• _What you will do_:
Can you print the data exactly and leave out each image?
>> Begin Records
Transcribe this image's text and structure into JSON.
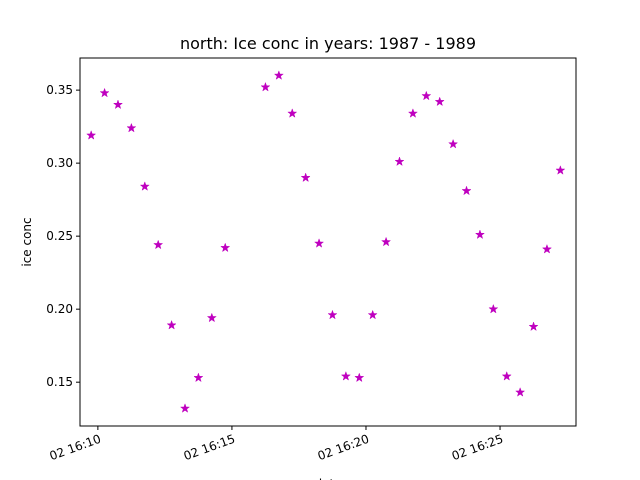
{
  "chart_data": {
    "type": "scatter",
    "title": "north: Ice conc in years: 1987 - 1989",
    "ylabel": "ice conc",
    "xlabel": "date",
    "marker": "star",
    "marker_color": "#bf00bf",
    "ylim": [
      0.12,
      0.372
    ],
    "xlim": [
      "02 16:09:20",
      "02 16:27:50"
    ],
    "y_ticks": [
      {
        "value": 0.15,
        "label": "0.15"
      },
      {
        "value": 0.2,
        "label": "0.20"
      },
      {
        "value": 0.25,
        "label": "0.25"
      },
      {
        "value": 0.3,
        "label": "0.30"
      },
      {
        "value": 0.35,
        "label": "0.35"
      }
    ],
    "x_ticks": [
      {
        "value": "02 16:10:00",
        "label": "02 16:10"
      },
      {
        "value": "02 16:15:00",
        "label": "02 16:15"
      },
      {
        "value": "02 16:20:00",
        "label": "02 16:20"
      },
      {
        "value": "02 16:25:00",
        "label": "02 16:25"
      }
    ],
    "points": [
      {
        "x": "02 16:09:45",
        "y": 0.319
      },
      {
        "x": "02 16:10:15",
        "y": 0.348
      },
      {
        "x": "02 16:10:45",
        "y": 0.34
      },
      {
        "x": "02 16:11:15",
        "y": 0.324
      },
      {
        "x": "02 16:11:45",
        "y": 0.284
      },
      {
        "x": "02 16:12:15",
        "y": 0.244
      },
      {
        "x": "02 16:12:45",
        "y": 0.189
      },
      {
        "x": "02 16:13:15",
        "y": 0.132
      },
      {
        "x": "02 16:13:45",
        "y": 0.153
      },
      {
        "x": "02 16:14:15",
        "y": 0.194
      },
      {
        "x": "02 16:14:45",
        "y": 0.242
      },
      {
        "x": "02 16:16:15",
        "y": 0.352
      },
      {
        "x": "02 16:16:45",
        "y": 0.36
      },
      {
        "x": "02 16:17:15",
        "y": 0.334
      },
      {
        "x": "02 16:17:45",
        "y": 0.29
      },
      {
        "x": "02 16:18:15",
        "y": 0.245
      },
      {
        "x": "02 16:18:45",
        "y": 0.196
      },
      {
        "x": "02 16:19:15",
        "y": 0.154
      },
      {
        "x": "02 16:19:45",
        "y": 0.153
      },
      {
        "x": "02 16:20:15",
        "y": 0.196
      },
      {
        "x": "02 16:20:45",
        "y": 0.246
      },
      {
        "x": "02 16:21:15",
        "y": 0.301
      },
      {
        "x": "02 16:21:45",
        "y": 0.334
      },
      {
        "x": "02 16:22:15",
        "y": 0.346
      },
      {
        "x": "02 16:22:45",
        "y": 0.342
      },
      {
        "x": "02 16:23:15",
        "y": 0.313
      },
      {
        "x": "02 16:23:45",
        "y": 0.281
      },
      {
        "x": "02 16:24:15",
        "y": 0.251
      },
      {
        "x": "02 16:24:45",
        "y": 0.2
      },
      {
        "x": "02 16:25:15",
        "y": 0.154
      },
      {
        "x": "02 16:25:45",
        "y": 0.143
      },
      {
        "x": "02 16:26:15",
        "y": 0.188
      },
      {
        "x": "02 16:26:45",
        "y": 0.241
      },
      {
        "x": "02 16:27:15",
        "y": 0.295
      }
    ]
  }
}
>> End Records
• _Task output_:
Transcribe this image's text and structure into JSON.
{
  "chart_data": {
    "type": "scatter",
    "title": "north: Ice conc in years: 1987 - 1989",
    "ylabel": "ice conc",
    "xlabel": "date",
    "marker": "star",
    "marker_color": "#bf00bf",
    "ylim": [
      0.12,
      0.372
    ],
    "xlim": [
      "02 16:09:20",
      "02 16:27:50"
    ],
    "y_ticks": [
      {
        "value": 0.15,
        "label": "0.15"
      },
      {
        "value": 0.2,
        "label": "0.20"
      },
      {
        "value": 0.25,
        "label": "0.25"
      },
      {
        "value": 0.3,
        "label": "0.30"
      },
      {
        "value": 0.35,
        "label": "0.35"
      }
    ],
    "x_ticks": [
      {
        "value": "02 16:10:00",
        "label": "02 16:10"
      },
      {
        "value": "02 16:15:00",
        "label": "02 16:15"
      },
      {
        "value": "02 16:20:00",
        "label": "02 16:20"
      },
      {
        "value": "02 16:25:00",
        "label": "02 16:25"
      }
    ],
    "points": [
      {
        "x": "02 16:09:45",
        "y": 0.319
      },
      {
        "x": "02 16:10:15",
        "y": 0.348
      },
      {
        "x": "02 16:10:45",
        "y": 0.34
      },
      {
        "x": "02 16:11:15",
        "y": 0.324
      },
      {
        "x": "02 16:11:45",
        "y": 0.284
      },
      {
        "x": "02 16:12:15",
        "y": 0.244
      },
      {
        "x": "02 16:12:45",
        "y": 0.189
      },
      {
        "x": "02 16:13:15",
        "y": 0.132
      },
      {
        "x": "02 16:13:45",
        "y": 0.153
      },
      {
        "x": "02 16:14:15",
        "y": 0.194
      },
      {
        "x": "02 16:14:45",
        "y": 0.242
      },
      {
        "x": "02 16:16:15",
        "y": 0.352
      },
      {
        "x": "02 16:16:45",
        "y": 0.36
      },
      {
        "x": "02 16:17:15",
        "y": 0.334
      },
      {
        "x": "02 16:17:45",
        "y": 0.29
      },
      {
        "x": "02 16:18:15",
        "y": 0.245
      },
      {
        "x": "02 16:18:45",
        "y": 0.196
      },
      {
        "x": "02 16:19:15",
        "y": 0.154
      },
      {
        "x": "02 16:19:45",
        "y": 0.153
      },
      {
        "x": "02 16:20:15",
        "y": 0.196
      },
      {
        "x": "02 16:20:45",
        "y": 0.246
      },
      {
        "x": "02 16:21:15",
        "y": 0.301
      },
      {
        "x": "02 16:21:45",
        "y": 0.334
      },
      {
        "x": "02 16:22:15",
        "y": 0.346
      },
      {
        "x": "02 16:22:45",
        "y": 0.342
      },
      {
        "x": "02 16:23:15",
        "y": 0.313
      },
      {
        "x": "02 16:23:45",
        "y": 0.281
      },
      {
        "x": "02 16:24:15",
        "y": 0.251
      },
      {
        "x": "02 16:24:45",
        "y": 0.2
      },
      {
        "x": "02 16:25:15",
        "y": 0.154
      },
      {
        "x": "02 16:25:45",
        "y": 0.143
      },
      {
        "x": "02 16:26:15",
        "y": 0.188
      },
      {
        "x": "02 16:26:45",
        "y": 0.241
      },
      {
        "x": "02 16:27:15",
        "y": 0.295
      }
    ]
  }
}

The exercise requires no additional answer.